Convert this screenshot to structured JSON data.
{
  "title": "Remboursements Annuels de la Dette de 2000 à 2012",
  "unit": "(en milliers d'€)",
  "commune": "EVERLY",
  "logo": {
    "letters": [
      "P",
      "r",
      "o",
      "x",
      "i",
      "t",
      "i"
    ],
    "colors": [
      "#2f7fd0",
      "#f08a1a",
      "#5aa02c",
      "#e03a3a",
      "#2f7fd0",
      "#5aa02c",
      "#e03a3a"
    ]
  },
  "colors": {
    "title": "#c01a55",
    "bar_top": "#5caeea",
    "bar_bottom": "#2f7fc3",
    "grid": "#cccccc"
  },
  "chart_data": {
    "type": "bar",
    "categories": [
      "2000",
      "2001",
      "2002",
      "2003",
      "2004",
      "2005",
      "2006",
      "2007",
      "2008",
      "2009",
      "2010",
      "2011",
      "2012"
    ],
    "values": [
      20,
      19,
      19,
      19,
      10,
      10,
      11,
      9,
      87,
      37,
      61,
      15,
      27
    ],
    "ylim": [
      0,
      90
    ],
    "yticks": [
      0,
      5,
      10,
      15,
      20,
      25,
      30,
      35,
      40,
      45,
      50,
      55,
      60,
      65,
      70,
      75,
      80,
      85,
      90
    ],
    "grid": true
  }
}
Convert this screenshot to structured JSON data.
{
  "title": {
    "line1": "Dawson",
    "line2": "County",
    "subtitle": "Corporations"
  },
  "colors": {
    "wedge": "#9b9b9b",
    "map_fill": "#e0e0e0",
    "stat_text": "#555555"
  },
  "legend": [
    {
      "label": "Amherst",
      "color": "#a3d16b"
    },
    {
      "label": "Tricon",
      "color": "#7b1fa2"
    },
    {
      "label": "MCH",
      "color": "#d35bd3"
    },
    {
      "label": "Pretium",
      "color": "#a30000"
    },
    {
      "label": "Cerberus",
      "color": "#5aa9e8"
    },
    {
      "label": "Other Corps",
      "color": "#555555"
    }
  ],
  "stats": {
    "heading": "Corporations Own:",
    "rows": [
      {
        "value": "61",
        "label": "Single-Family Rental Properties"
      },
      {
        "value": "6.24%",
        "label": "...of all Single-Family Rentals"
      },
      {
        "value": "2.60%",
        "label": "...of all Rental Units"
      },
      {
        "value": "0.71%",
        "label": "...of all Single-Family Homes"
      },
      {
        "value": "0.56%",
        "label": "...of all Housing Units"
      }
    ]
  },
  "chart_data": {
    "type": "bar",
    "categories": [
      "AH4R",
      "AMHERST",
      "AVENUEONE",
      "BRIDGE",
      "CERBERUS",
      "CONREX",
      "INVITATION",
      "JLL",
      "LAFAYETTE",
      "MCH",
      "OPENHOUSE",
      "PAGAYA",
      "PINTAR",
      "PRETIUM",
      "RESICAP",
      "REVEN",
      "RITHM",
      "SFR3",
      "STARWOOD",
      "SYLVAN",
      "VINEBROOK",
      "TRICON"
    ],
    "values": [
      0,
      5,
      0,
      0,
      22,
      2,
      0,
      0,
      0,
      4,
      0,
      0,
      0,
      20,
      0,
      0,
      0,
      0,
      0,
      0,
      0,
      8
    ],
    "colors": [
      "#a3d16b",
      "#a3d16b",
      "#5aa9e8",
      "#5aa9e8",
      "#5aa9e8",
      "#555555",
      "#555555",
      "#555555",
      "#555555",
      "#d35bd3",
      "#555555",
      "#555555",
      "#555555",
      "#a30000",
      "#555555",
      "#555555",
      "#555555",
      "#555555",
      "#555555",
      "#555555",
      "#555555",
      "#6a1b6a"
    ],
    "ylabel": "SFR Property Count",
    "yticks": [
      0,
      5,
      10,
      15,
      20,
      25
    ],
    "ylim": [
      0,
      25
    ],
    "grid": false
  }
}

▶ **What you need to do**
Print the whole listing again, exactly.

▶ **Solution**
Convert this screenshot to structured JSON data.
{
  "title": "Remboursements Annuels de la Dette de 2000 à 2012",
  "unit": "(en milliers d'€)",
  "commune": "EVERLY",
  "logo": {
    "letters": [
      "P",
      "r",
      "o",
      "x",
      "i",
      "t",
      "i"
    ],
    "colors": [
      "#2f7fd0",
      "#f08a1a",
      "#5aa02c",
      "#e03a3a",
      "#2f7fd0",
      "#5aa02c",
      "#e03a3a"
    ]
  },
  "colors": {
    "title": "#c01a55",
    "bar_top": "#5caeea",
    "bar_bottom": "#2f7fc3",
    "grid": "#cccccc"
  },
  "chart_data": {
    "type": "bar",
    "categories": [
      "2000",
      "2001",
      "2002",
      "2003",
      "2004",
      "2005",
      "2006",
      "2007",
      "2008",
      "2009",
      "2010",
      "2011",
      "2012"
    ],
    "values": [
      20,
      19,
      19,
      19,
      10,
      10,
      11,
      9,
      87,
      37,
      61,
      15,
      27
    ],
    "ylim": [
      0,
      90
    ],
    "yticks": [
      0,
      5,
      10,
      15,
      20,
      25,
      30,
      35,
      40,
      45,
      50,
      55,
      60,
      65,
      70,
      75,
      80,
      85,
      90
    ],
    "grid": true
  }
}
Convert this screenshot to structured JSON data.
{
  "title": {
    "line1": "Dawson",
    "line2": "County",
    "subtitle": "Corporations"
  },
  "colors": {
    "wedge": "#9b9b9b",
    "map_fill": "#e0e0e0",
    "stat_text": "#555555"
  },
  "legend": [
    {
      "label": "Amherst",
      "color": "#a3d16b"
    },
    {
      "label": "Tricon",
      "color": "#7b1fa2"
    },
    {
      "label": "MCH",
      "color": "#d35bd3"
    },
    {
      "label": "Pretium",
      "color": "#a30000"
    },
    {
      "label": "Cerberus",
      "color": "#5aa9e8"
    },
    {
      "label": "Other Corps",
      "color": "#555555"
    }
  ],
  "stats": {
    "heading": "Corporations Own:",
    "rows": [
      {
        "value": "61",
        "label": "Single-Family Rental Properties"
      },
      {
        "value": "6.24%",
        "label": "...of all Single-Family Rentals"
      },
      {
        "value": "2.60%",
        "label": "...of all Rental Units"
      },
      {
        "value": "0.71%",
        "label": "...of all Single-Family Homes"
      },
      {
        "value": "0.56%",
        "label": "...of all Housing Units"
      }
    ]
  },
  "chart_data": {
    "type": "bar",
    "categories": [
      "AH4R",
      "AMHERST",
      "AVENUEONE",
      "BRIDGE",
      "CERBERUS",
      "CONREX",
      "INVITATION",
      "JLL",
      "LAFAYETTE",
      "MCH",
      "OPENHOUSE",
      "PAGAYA",
      "PINTAR",
      "PRETIUM",
      "RESICAP",
      "REVEN",
      "RITHM",
      "SFR3",
      "STARWOOD",
      "SYLVAN",
      "VINEBROOK",
      "TRICON"
    ],
    "values": [
      0,
      5,
      0,
      0,
      22,
      2,
      0,
      0,
      0,
      4,
      0,
      0,
      0,
      20,
      0,
      0,
      0,
      0,
      0,
      0,
      0,
      8
    ],
    "colors": [
      "#a3d16b",
      "#a3d16b",
      "#5aa9e8",
      "#5aa9e8",
      "#5aa9e8",
      "#555555",
      "#555555",
      "#555555",
      "#555555",
      "#d35bd3",
      "#555555",
      "#555555",
      "#555555",
      "#a30000",
      "#555555",
      "#555555",
      "#555555",
      "#555555",
      "#555555",
      "#555555",
      "#555555",
      "#6a1b6a"
    ],
    "ylabel": "SFR Property Count",
    "yticks": [
      0,
      5,
      10,
      15,
      20,
      25
    ],
    "ylim": [
      0,
      25
    ],
    "grid": false
  }
}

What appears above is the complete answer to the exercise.